— Work instructions —
Return each line containing "title".

Stored records:
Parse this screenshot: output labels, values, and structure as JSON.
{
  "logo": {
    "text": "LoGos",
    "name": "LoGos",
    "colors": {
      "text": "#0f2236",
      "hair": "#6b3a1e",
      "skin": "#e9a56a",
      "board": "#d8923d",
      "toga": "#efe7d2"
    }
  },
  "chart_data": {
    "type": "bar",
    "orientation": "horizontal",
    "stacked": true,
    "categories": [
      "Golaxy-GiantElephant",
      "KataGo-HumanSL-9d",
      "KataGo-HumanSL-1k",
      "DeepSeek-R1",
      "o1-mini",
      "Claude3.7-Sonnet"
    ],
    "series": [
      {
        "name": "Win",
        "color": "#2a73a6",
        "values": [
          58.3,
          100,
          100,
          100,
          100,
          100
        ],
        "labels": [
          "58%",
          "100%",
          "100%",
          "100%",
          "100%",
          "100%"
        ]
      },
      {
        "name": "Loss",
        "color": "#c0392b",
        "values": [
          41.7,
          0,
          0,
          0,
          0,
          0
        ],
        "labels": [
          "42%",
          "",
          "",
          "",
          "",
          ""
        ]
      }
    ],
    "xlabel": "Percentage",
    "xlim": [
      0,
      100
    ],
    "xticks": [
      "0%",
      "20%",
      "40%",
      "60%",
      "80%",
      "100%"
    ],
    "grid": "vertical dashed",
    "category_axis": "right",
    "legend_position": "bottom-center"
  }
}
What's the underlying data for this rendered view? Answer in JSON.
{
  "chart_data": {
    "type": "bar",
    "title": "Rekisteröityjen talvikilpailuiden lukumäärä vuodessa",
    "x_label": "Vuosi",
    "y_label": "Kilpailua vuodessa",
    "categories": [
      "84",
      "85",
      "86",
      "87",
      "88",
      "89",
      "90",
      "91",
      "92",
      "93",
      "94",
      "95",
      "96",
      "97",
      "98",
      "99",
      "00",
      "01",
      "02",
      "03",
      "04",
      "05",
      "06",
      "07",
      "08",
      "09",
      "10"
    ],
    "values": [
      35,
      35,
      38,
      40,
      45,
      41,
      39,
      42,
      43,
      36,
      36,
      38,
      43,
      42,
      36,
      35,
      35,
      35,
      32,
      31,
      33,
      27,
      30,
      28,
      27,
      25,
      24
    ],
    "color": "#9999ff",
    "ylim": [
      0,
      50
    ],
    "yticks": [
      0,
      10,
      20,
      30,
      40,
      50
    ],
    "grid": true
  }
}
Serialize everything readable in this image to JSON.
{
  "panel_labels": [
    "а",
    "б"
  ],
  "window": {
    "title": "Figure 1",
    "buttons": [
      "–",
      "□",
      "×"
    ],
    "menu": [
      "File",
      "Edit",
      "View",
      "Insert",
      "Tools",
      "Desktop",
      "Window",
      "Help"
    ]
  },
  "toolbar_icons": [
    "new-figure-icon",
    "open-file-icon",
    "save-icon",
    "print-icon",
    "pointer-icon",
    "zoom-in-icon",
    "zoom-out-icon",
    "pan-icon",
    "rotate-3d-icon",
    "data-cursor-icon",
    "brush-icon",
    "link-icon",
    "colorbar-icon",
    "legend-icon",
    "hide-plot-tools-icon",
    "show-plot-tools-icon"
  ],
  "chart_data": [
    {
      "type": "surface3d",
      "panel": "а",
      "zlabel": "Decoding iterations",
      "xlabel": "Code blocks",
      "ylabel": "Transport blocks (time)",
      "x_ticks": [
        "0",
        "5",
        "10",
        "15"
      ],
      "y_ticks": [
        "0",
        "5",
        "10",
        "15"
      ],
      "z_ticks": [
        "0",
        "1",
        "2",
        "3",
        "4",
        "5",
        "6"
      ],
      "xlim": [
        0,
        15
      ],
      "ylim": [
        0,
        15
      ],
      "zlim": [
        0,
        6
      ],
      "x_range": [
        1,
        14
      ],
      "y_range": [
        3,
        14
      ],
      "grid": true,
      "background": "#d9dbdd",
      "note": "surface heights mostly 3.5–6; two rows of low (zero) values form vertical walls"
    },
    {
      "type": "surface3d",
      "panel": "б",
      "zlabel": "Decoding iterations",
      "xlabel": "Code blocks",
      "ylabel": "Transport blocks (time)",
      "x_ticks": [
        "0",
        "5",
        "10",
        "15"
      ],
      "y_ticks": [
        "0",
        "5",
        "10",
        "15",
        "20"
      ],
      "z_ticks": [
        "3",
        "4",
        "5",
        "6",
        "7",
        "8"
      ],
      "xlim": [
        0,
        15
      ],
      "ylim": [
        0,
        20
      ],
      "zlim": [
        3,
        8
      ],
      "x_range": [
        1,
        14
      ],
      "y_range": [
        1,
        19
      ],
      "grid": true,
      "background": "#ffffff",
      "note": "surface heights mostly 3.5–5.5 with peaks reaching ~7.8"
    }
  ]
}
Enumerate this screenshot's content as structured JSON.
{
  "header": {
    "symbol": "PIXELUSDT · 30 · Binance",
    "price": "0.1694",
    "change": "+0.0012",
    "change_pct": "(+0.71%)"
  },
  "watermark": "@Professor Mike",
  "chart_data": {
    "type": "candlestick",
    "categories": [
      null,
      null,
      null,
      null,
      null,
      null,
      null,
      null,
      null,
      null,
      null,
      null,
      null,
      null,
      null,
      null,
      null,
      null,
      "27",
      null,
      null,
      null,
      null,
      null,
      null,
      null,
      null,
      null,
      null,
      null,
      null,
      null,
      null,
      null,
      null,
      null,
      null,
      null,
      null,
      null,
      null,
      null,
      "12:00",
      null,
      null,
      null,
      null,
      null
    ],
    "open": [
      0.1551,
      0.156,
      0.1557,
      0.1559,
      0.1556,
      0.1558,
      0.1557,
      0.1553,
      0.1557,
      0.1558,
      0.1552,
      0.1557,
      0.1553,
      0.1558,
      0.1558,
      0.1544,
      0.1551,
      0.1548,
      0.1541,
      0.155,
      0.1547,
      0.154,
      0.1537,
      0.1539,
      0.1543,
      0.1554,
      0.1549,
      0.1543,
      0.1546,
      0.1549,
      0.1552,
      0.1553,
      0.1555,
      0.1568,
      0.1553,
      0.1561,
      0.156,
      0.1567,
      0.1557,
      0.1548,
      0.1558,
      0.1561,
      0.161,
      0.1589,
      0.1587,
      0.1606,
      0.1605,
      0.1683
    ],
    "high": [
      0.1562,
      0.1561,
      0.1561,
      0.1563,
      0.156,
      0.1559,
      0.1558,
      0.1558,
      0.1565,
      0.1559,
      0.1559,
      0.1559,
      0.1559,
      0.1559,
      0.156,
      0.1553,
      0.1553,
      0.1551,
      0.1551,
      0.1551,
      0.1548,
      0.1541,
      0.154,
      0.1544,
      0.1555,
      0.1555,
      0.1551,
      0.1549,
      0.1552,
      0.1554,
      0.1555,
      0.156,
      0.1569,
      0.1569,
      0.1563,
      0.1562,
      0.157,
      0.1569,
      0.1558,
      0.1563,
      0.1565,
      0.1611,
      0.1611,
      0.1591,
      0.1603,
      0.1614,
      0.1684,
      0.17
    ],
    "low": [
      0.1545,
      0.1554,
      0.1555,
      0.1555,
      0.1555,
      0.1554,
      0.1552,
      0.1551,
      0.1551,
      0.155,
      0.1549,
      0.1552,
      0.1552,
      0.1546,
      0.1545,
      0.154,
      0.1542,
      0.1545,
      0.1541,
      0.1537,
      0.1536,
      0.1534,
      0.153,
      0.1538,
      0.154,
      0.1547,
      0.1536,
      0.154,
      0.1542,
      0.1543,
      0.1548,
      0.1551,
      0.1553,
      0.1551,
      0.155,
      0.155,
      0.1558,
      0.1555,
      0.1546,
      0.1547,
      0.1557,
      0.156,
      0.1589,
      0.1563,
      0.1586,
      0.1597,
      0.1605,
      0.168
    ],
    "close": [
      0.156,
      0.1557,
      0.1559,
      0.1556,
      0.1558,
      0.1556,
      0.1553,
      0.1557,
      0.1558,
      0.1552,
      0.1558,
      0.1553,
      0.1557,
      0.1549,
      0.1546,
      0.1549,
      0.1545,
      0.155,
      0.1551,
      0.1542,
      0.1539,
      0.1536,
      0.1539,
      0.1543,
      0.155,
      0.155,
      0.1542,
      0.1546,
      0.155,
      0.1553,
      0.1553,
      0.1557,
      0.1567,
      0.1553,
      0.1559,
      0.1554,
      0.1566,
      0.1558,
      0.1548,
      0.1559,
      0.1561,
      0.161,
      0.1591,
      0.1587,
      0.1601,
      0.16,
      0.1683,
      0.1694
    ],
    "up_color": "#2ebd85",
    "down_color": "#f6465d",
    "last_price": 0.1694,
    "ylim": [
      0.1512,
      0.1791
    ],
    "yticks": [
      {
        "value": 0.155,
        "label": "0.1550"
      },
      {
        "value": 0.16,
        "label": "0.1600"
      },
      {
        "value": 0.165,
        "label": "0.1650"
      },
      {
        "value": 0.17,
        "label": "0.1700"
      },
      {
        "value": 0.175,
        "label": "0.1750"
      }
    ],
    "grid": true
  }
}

— Completed exercise —
    "title": "Rekisteröityjen talvikilpailuiden lukumäärä vuodessa",
    "title": "Figure 1",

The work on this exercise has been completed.